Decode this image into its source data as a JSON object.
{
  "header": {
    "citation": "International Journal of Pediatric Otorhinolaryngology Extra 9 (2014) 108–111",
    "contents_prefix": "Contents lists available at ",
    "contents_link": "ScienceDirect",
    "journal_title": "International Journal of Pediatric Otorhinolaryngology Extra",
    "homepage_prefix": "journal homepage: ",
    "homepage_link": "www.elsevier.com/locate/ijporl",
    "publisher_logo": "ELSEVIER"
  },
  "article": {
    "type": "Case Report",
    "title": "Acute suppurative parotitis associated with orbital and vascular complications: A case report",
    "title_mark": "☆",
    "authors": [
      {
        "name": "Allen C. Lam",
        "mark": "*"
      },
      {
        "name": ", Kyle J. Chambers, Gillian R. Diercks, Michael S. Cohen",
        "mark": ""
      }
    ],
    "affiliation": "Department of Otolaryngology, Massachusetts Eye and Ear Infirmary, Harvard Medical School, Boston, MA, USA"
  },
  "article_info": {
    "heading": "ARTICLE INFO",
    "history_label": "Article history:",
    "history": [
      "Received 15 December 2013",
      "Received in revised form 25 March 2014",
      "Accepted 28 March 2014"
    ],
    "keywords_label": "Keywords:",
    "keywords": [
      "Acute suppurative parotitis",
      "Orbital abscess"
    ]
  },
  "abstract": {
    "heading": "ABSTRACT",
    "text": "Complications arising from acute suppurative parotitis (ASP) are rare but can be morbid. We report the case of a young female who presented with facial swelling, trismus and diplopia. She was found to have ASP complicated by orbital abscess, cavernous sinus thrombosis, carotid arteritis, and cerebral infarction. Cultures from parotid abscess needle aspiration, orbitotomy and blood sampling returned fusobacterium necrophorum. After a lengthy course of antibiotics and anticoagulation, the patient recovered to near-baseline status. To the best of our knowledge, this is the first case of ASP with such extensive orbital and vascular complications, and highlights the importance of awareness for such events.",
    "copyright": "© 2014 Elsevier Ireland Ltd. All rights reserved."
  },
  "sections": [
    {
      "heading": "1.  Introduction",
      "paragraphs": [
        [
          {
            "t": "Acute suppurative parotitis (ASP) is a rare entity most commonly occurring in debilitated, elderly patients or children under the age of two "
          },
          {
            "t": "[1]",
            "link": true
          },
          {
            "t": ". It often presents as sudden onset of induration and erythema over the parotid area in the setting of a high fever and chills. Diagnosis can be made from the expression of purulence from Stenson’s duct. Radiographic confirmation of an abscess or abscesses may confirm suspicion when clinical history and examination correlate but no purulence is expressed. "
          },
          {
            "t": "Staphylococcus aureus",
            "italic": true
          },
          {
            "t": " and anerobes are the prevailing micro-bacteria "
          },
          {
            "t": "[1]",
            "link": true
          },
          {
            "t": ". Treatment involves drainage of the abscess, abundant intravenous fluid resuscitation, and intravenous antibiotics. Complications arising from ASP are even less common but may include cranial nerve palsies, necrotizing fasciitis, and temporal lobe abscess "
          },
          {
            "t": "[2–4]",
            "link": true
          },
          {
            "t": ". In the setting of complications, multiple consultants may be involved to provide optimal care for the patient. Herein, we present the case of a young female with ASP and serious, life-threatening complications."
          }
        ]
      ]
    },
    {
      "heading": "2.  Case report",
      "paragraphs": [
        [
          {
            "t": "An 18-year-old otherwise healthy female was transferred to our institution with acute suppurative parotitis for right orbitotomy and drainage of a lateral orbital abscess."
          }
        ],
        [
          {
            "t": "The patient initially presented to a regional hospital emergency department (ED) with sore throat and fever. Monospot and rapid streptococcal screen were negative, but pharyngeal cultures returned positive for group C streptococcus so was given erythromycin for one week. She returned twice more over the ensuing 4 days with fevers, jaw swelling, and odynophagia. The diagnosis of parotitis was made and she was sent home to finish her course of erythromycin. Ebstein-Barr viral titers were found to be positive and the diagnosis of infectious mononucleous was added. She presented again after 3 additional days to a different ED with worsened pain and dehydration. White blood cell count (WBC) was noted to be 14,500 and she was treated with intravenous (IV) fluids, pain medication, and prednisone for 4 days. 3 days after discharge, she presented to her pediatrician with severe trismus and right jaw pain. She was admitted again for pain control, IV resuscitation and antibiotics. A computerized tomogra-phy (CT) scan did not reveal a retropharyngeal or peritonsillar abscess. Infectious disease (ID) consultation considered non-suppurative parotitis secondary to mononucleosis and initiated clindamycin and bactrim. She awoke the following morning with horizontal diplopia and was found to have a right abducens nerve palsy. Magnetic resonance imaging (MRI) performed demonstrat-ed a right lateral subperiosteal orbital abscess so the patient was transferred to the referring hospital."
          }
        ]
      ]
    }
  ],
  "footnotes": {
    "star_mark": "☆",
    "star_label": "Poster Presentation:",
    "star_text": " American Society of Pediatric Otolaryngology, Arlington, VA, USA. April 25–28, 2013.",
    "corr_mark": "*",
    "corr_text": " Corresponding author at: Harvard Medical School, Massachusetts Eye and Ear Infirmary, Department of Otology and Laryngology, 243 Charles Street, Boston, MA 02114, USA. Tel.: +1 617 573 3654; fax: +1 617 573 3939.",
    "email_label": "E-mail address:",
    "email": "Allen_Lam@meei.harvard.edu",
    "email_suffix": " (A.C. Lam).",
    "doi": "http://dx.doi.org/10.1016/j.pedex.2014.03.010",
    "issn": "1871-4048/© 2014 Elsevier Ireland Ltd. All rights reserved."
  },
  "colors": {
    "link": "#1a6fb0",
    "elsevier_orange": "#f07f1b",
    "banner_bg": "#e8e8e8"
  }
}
::::
The data above should be copied out with complete accuracy.

Decode this image into its source data as a JSON object.
{
  "header": {
    "citation": "International Journal of Pediatric Otorhinolaryngology Extra 9 (2014) 108–111",
    "contents_prefix": "Contents lists available at ",
    "contents_link": "ScienceDirect",
    "journal_title": "International Journal of Pediatric Otorhinolaryngology Extra",
    "homepage_prefix": "journal homepage: ",
    "homepage_link": "www.elsevier.com/locate/ijporl",
    "publisher_logo": "ELSEVIER"
  },
  "article": {
    "type": "Case Report",
    "title": "Acute suppurative parotitis associated with orbital and vascular complications: A case report",
    "title_mark": "☆",
    "authors": [
      {
        "name": "Allen C. Lam",
        "mark": "*"
      },
      {
        "name": ", Kyle J. Chambers, Gillian R. Diercks, Michael S. Cohen",
        "mark": ""
      }
    ],
    "affiliation": "Department of Otolaryngology, Massachusetts Eye and Ear Infirmary, Harvard Medical School, Boston, MA, USA"
  },
  "article_info": {
    "heading": "ARTICLE INFO",
    "history_label": "Article history:",
    "history": [
      "Received 15 December 2013",
      "Received in revised form 25 March 2014",
      "Accepted 28 March 2014"
    ],
    "keywords_label": "Keywords:",
    "keywords": [
      "Acute suppurative parotitis",
      "Orbital abscess"
    ]
  },
  "abstract": {
    "heading": "ABSTRACT",
    "text": "Complications arising from acute suppurative parotitis (ASP) are rare but can be morbid. We report the case of a young female who presented with facial swelling, trismus and diplopia. She was found to have ASP complicated by orbital abscess, cavernous sinus thrombosis, carotid arteritis, and cerebral infarction. Cultures from parotid abscess needle aspiration, orbitotomy and blood sampling returned fusobacterium necrophorum. After a lengthy course of antibiotics and anticoagulation, the patient recovered to near-baseline status. To the best of our knowledge, this is the first case of ASP with such extensive orbital and vascular complications, and highlights the importance of awareness for such events.",
    "copyright": "© 2014 Elsevier Ireland Ltd. All rights reserved."
  },
  "sections": [
    {
      "heading": "1.  Introduction",
      "paragraphs": [
        [
          {
            "t": "Acute suppurative parotitis (ASP) is a rare entity most commonly occurring in debilitated, elderly patients or children under the age of two "
          },
          {
            "t": "[1]",
            "link": true
          },
          {
            "t": ". It often presents as sudden onset of induration and erythema over the parotid area in the setting of a high fever and chills. Diagnosis can be made from the expression of purulence from Stenson’s duct. Radiographic confirmation of an abscess or abscesses may confirm suspicion when clinical history and examination correlate but no purulence is expressed. "
          },
          {
            "t": "Staphylococcus aureus",
            "italic": true
          },
          {
            "t": " and anerobes are the prevailing micro-bacteria "
          },
          {
            "t": "[1]",
            "link": true
          },
          {
            "t": ". Treatment involves drainage of the abscess, abundant intravenous fluid resuscitation, and intravenous antibiotics. Complications arising from ASP are even less common but may include cranial nerve palsies, necrotizing fasciitis, and temporal lobe abscess "
          },
          {
            "t": "[2–4]",
            "link": true
          },
          {
            "t": ". In the setting of complications, multiple consultants may be involved to provide optimal care for the patient. Herein, we present the case of a young female with ASP and serious, life-threatening complications."
          }
        ]
      ]
    },
    {
      "heading": "2.  Case report",
      "paragraphs": [
        [
          {
            "t": "An 18-year-old otherwise healthy female was transferred to our institution with acute suppurative parotitis for right orbitotomy and drainage of a lateral orbital abscess."
          }
        ],
        [
          {
            "t": "The patient initially presented to a regional hospital emergency department (ED) with sore throat and fever. Monospot and rapid streptococcal screen were negative, but pharyngeal cultures returned positive for group C streptococcus so was given erythromycin for one week. She returned twice more over the ensuing 4 days with fevers, jaw swelling, and odynophagia. The diagnosis of parotitis was made and she was sent home to finish her course of erythromycin. Ebstein-Barr viral titers were found to be positive and the diagnosis of infectious mononucleous was added. She presented again after 3 additional days to a different ED with worsened pain and dehydration. White blood cell count (WBC) was noted to be 14,500 and she was treated with intravenous (IV) fluids, pain medication, and prednisone for 4 days. 3 days after discharge, she presented to her pediatrician with severe trismus and right jaw pain. She was admitted again for pain control, IV resuscitation and antibiotics. A computerized tomogra-phy (CT) scan did not reveal a retropharyngeal or peritonsillar abscess. Infectious disease (ID) consultation considered non-suppurative parotitis secondary to mononucleosis and initiated clindamycin and bactrim. She awoke the following morning with horizontal diplopia and was found to have a right abducens nerve palsy. Magnetic resonance imaging (MRI) performed demonstrat-ed a right lateral subperiosteal orbital abscess so the patient was transferred to the referring hospital."
          }
        ]
      ]
    }
  ],
  "footnotes": {
    "star_mark": "☆",
    "star_label": "Poster Presentation:",
    "star_text": " American Society of Pediatric Otolaryngology, Arlington, VA, USA. April 25–28, 2013.",
    "corr_mark": "*",
    "corr_text": " Corresponding author at: Harvard Medical School, Massachusetts Eye and Ear Infirmary, Department of Otology and Laryngology, 243 Charles Street, Boston, MA 02114, USA. Tel.: +1 617 573 3654; fax: +1 617 573 3939.",
    "email_label": "E-mail address:",
    "email": "Allen_Lam@meei.harvard.edu",
    "email_suffix": " (A.C. Lam).",
    "doi": "http://dx.doi.org/10.1016/j.pedex.2014.03.010",
    "issn": "1871-4048/© 2014 Elsevier Ireland Ltd. All rights reserved."
  },
  "colors": {
    "link": "#1a6fb0",
    "elsevier_orange": "#f07f1b",
    "banner_bg": "#e8e8e8"
  }
}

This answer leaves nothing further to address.